**Short exercise:** Take the data from its first line through the line with "paragraph-line: I hope". Write those lines out again with "obtain" swapped for "acquire" and everything else left unchanged.

+ + + + +

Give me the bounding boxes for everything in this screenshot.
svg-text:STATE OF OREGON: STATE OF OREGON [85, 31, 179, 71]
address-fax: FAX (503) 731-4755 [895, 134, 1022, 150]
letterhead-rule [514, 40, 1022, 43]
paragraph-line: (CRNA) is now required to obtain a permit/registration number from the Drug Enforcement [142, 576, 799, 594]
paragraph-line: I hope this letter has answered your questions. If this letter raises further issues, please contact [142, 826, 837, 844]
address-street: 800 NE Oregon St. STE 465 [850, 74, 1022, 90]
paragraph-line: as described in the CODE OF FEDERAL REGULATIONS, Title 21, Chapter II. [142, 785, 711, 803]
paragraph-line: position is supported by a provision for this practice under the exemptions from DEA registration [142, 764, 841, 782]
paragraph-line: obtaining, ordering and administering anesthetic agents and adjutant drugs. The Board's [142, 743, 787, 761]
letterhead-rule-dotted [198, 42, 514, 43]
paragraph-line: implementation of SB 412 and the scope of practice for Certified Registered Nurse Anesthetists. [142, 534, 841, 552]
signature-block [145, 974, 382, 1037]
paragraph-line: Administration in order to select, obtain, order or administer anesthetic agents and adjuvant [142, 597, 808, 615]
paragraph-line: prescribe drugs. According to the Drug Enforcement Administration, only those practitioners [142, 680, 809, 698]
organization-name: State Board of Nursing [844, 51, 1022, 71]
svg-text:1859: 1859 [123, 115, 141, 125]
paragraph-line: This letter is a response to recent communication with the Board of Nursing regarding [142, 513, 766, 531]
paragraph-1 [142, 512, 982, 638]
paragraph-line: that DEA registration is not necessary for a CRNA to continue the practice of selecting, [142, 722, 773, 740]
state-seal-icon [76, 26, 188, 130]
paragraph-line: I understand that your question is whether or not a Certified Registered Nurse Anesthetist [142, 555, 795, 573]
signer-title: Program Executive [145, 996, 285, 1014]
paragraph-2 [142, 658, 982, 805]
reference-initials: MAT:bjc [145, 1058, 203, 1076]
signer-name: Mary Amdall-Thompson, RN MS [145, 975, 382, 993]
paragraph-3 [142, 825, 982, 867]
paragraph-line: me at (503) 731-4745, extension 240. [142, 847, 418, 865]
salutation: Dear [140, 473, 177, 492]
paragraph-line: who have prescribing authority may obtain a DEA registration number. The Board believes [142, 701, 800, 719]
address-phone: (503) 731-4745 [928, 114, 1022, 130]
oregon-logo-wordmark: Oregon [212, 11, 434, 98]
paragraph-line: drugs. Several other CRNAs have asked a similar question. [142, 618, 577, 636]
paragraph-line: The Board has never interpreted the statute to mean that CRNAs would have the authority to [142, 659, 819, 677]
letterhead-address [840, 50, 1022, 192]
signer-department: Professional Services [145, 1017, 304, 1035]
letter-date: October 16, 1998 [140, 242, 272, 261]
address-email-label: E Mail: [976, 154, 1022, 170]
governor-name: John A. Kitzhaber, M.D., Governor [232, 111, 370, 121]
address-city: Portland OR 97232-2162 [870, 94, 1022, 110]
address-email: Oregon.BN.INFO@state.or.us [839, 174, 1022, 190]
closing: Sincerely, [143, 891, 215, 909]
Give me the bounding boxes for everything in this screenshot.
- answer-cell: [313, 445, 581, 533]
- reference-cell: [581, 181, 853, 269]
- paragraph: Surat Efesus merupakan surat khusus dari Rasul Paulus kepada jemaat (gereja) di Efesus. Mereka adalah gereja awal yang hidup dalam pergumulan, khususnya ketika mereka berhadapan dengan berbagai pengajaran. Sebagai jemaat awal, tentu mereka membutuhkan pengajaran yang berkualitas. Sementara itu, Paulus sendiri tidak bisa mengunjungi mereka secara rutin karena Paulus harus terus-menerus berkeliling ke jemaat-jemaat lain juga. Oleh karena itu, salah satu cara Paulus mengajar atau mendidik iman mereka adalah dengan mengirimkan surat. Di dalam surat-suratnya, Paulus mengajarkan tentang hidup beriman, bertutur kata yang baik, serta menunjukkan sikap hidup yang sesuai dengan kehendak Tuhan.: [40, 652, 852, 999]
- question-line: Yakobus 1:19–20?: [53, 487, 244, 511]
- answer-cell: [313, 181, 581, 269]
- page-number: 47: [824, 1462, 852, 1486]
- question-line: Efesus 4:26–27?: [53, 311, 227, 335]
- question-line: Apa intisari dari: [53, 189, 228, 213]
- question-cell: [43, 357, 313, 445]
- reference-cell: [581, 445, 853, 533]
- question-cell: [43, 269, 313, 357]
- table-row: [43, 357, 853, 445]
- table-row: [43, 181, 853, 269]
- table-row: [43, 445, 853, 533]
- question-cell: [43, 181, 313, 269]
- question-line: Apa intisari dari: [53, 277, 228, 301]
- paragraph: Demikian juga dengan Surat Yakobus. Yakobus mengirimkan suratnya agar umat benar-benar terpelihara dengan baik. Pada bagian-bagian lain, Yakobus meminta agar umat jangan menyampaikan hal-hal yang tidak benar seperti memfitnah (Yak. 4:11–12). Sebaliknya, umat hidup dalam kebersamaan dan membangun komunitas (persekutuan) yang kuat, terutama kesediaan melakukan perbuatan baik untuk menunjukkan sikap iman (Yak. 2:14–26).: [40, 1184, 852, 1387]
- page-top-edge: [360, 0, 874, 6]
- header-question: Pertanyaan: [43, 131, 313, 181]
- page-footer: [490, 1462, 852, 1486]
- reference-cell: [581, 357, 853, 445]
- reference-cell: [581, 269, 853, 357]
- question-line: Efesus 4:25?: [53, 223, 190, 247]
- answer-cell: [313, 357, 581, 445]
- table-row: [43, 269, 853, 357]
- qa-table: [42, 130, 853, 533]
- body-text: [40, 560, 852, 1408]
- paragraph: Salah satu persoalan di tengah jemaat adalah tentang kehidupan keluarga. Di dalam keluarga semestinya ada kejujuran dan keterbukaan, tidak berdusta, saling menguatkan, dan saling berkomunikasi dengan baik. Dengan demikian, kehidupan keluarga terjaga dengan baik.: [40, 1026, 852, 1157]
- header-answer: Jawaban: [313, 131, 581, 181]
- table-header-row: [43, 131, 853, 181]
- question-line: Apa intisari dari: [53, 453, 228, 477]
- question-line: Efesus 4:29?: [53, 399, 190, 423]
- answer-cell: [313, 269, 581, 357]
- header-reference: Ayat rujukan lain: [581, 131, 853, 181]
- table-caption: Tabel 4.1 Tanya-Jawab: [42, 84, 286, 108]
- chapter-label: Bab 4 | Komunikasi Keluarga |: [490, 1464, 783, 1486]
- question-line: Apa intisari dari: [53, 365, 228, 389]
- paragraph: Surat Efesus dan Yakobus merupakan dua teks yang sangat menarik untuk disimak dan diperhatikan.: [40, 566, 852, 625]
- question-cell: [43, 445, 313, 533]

+ + + + +

**Reply:**
Give me the bounding boxes for everything in this screenshot.
svg-text:STATE OF OREGON: STATE OF OREGON [85, 31, 179, 71]
address-fax: FAX (503) 731-4755 [895, 134, 1022, 150]
letterhead-rule [514, 40, 1022, 43]
paragraph-line: (CRNA) is now required to acquire a permit/registration number from the Drug Enforcement [142, 576, 799, 594]
paragraph-line: I hope this letter has answered your questions. If this letter raises further issues, please contact [142, 826, 837, 844]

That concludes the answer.